| Data entries |
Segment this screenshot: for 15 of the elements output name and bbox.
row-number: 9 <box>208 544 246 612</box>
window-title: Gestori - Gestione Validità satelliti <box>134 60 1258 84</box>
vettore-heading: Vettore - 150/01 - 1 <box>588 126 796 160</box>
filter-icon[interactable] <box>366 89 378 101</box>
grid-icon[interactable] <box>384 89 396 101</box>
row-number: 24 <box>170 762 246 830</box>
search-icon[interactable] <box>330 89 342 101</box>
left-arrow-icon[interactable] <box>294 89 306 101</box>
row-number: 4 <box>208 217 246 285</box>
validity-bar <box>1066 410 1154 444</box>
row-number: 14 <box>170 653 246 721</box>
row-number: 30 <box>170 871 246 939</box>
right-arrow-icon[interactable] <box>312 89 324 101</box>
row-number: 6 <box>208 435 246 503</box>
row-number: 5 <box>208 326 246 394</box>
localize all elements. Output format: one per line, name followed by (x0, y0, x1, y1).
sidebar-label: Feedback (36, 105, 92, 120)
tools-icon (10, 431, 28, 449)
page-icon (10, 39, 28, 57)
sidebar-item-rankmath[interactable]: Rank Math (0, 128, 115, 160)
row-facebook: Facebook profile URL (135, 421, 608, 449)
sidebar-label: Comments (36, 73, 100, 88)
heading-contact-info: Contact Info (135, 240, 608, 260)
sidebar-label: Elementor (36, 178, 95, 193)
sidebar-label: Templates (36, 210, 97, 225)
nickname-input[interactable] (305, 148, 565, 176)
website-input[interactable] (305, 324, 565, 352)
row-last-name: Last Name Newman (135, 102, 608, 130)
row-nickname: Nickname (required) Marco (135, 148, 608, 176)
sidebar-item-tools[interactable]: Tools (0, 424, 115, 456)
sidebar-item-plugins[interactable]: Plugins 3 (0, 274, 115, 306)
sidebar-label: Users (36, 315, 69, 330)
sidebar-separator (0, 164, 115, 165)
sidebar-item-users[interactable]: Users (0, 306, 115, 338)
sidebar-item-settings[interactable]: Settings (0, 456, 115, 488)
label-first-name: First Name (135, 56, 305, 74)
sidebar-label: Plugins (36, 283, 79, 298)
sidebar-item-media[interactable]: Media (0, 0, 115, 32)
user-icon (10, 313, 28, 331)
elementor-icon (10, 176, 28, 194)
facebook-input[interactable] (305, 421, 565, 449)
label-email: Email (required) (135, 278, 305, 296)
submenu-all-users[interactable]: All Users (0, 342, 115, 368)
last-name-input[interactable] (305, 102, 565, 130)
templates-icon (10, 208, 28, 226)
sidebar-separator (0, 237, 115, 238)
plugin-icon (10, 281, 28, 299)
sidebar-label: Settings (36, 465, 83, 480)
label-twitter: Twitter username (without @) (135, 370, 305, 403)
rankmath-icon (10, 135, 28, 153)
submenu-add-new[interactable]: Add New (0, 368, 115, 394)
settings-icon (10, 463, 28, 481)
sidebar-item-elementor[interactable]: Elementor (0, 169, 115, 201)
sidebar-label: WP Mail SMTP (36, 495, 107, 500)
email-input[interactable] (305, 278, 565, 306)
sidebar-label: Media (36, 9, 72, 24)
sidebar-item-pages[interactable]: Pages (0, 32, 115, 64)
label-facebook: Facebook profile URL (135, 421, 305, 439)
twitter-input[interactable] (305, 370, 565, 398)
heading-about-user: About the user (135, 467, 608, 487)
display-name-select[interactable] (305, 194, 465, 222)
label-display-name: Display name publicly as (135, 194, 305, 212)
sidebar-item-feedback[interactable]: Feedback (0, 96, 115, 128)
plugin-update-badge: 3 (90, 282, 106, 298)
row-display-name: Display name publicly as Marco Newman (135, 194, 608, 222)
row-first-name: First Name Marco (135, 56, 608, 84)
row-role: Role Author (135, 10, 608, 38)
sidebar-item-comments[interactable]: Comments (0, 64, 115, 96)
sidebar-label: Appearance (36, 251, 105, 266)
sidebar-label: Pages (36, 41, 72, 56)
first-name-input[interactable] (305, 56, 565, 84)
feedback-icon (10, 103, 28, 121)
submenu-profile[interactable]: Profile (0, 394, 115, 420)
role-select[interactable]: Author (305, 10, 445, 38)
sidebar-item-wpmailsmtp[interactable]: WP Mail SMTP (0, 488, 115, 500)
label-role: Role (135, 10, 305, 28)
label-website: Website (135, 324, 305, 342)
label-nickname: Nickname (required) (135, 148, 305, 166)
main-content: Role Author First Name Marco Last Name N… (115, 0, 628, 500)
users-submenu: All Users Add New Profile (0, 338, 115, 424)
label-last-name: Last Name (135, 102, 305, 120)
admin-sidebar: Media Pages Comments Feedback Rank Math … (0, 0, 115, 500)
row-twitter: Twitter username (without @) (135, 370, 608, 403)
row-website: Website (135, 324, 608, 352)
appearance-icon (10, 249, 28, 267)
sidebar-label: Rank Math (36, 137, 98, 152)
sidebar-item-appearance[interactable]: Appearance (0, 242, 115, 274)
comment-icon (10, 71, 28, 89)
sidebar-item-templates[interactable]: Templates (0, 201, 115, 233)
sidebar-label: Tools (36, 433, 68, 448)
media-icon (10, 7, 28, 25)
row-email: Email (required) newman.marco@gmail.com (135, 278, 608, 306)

| Aim |
Can you write out the entire listing above again, line for line, with every character unchanged?

| Response |
Segment this screenshot: for 15 of the elements output name and bbox.
row-number: 9 <box>208 544 246 612</box>
window-title: Gestori - Gestione Validità satelliti <box>134 60 1258 84</box>
vettore-heading: Vettore - 150/01 - 1 <box>588 126 796 160</box>
filter-icon[interactable] <box>366 89 378 101</box>
grid-icon[interactable] <box>384 89 396 101</box>
row-number: 24 <box>170 762 246 830</box>
search-icon[interactable] <box>330 89 342 101</box>
left-arrow-icon[interactable] <box>294 89 306 101</box>
row-number: 4 <box>208 217 246 285</box>
validity-bar <box>1066 410 1154 444</box>
row-number: 14 <box>170 653 246 721</box>
row-number: 30 <box>170 871 246 939</box>
right-arrow-icon[interactable] <box>312 89 324 101</box>
row-number: 6 <box>208 435 246 503</box>
row-number: 5 <box>208 326 246 394</box>
localize all elements. Output format: one per line, name followed by (x0, y0, x1, y1).
sidebar-label: Feedback (36, 105, 92, 120)
tools-icon (10, 431, 28, 449)
page-icon (10, 39, 28, 57)
sidebar-item-rankmath[interactable]: Rank Math (0, 128, 115, 160)
row-facebook: Facebook profile URL (135, 421, 608, 449)
sidebar-label: Comments (36, 73, 100, 88)
heading-contact-info: Contact Info (135, 240, 608, 260)
sidebar-label: Elementor (36, 178, 95, 193)
sidebar-label: Templates (36, 210, 97, 225)
nickname-input[interactable] (305, 148, 565, 176)
website-input[interactable] (305, 324, 565, 352)
row-last-name: Last Name Newman (135, 102, 608, 130)
row-nickname: Nickname (required) Marco (135, 148, 608, 176)
sidebar-item-tools[interactable]: Tools (0, 424, 115, 456)
sidebar-item-plugins[interactable]: Plugins 3 (0, 274, 115, 306)
sidebar-label: Users (36, 315, 69, 330)
sidebar-separator (0, 164, 115, 165)
sidebar-item-users[interactable]: Users (0, 306, 115, 338)
sidebar-item-settings[interactable]: Settings (0, 456, 115, 488)
label-first-name: First Name (135, 56, 305, 74)
sidebar-label: Plugins (36, 283, 79, 298)
sidebar-item-media[interactable]: Media (0, 0, 115, 32)
user-icon (10, 313, 28, 331)
elementor-icon (10, 176, 28, 194)
facebook-input[interactable] (305, 421, 565, 449)
label-email: Email (required) (135, 278, 305, 296)
submenu-all-users[interactable]: All Users (0, 342, 115, 368)
last-name-input[interactable] (305, 102, 565, 130)
templates-icon (10, 208, 28, 226)
sidebar-separator (0, 237, 115, 238)
plugin-icon (10, 281, 28, 299)
sidebar-label: Settings (36, 465, 83, 480)
label-twitter: Twitter username (without @) (135, 370, 305, 403)
rankmath-icon (10, 135, 28, 153)
submenu-add-new[interactable]: Add New (0, 368, 115, 394)
settings-icon (10, 463, 28, 481)
sidebar-item-elementor[interactable]: Elementor (0, 169, 115, 201)
sidebar-label: WP Mail SMTP (36, 495, 107, 500)
email-input[interactable] (305, 278, 565, 306)
sidebar-label: Media (36, 9, 72, 24)
sidebar-item-pages[interactable]: Pages (0, 32, 115, 64)
label-facebook: Facebook profile URL (135, 421, 305, 439)
twitter-input[interactable] (305, 370, 565, 398)
heading-about-user: About the user (135, 467, 608, 487)
display-name-select[interactable] (305, 194, 465, 222)
label-display-name: Display name publicly as (135, 194, 305, 212)
sidebar-item-feedback[interactable]: Feedback (0, 96, 115, 128)
plugin-update-badge: 3 (90, 282, 106, 298)
row-display-name: Display name publicly as Marco Newman (135, 194, 608, 222)
row-first-name: First Name Marco (135, 56, 608, 84)
row-role: Role Author (135, 10, 608, 38)
sidebar-item-comments[interactable]: Comments (0, 64, 115, 96)
sidebar-label: Appearance (36, 251, 105, 266)
sidebar-label: Pages (36, 41, 72, 56)
first-name-input[interactable] (305, 56, 565, 84)
feedback-icon (10, 103, 28, 121)
submenu-profile[interactable]: Profile (0, 394, 115, 420)
role-select[interactable]: Author (305, 10, 445, 38)
sidebar-item-wpmailsmtp[interactable]: WP Mail SMTP (0, 488, 115, 500)
label-role: Role (135, 10, 305, 28)
label-website: Website (135, 324, 305, 342)
label-nickname: Nickname (required) (135, 148, 305, 166)
main-content: Role Author First Name Marco Last Name N… (115, 0, 628, 500)
users-submenu: All Users Add New Profile (0, 338, 115, 424)
label-last-name: Last Name (135, 102, 305, 120)
admin-sidebar: Media Pages Comments Feedback Rank Math … (0, 0, 115, 500)
row-twitter: Twitter username (without @) (135, 370, 608, 403)
row-website: Website (135, 324, 608, 352)
appearance-icon (10, 249, 28, 267)
sidebar-label: Rank Math (36, 137, 98, 152)
sidebar-item-appearance[interactable]: Appearance (0, 242, 115, 274)
comment-icon (10, 71, 28, 89)
sidebar-item-templates[interactable]: Templates (0, 201, 115, 233)
sidebar-label: Tools (36, 433, 68, 448)
media-icon (10, 7, 28, 25)
row-email: Email (required) newman.marco@gmail.com (135, 278, 608, 306)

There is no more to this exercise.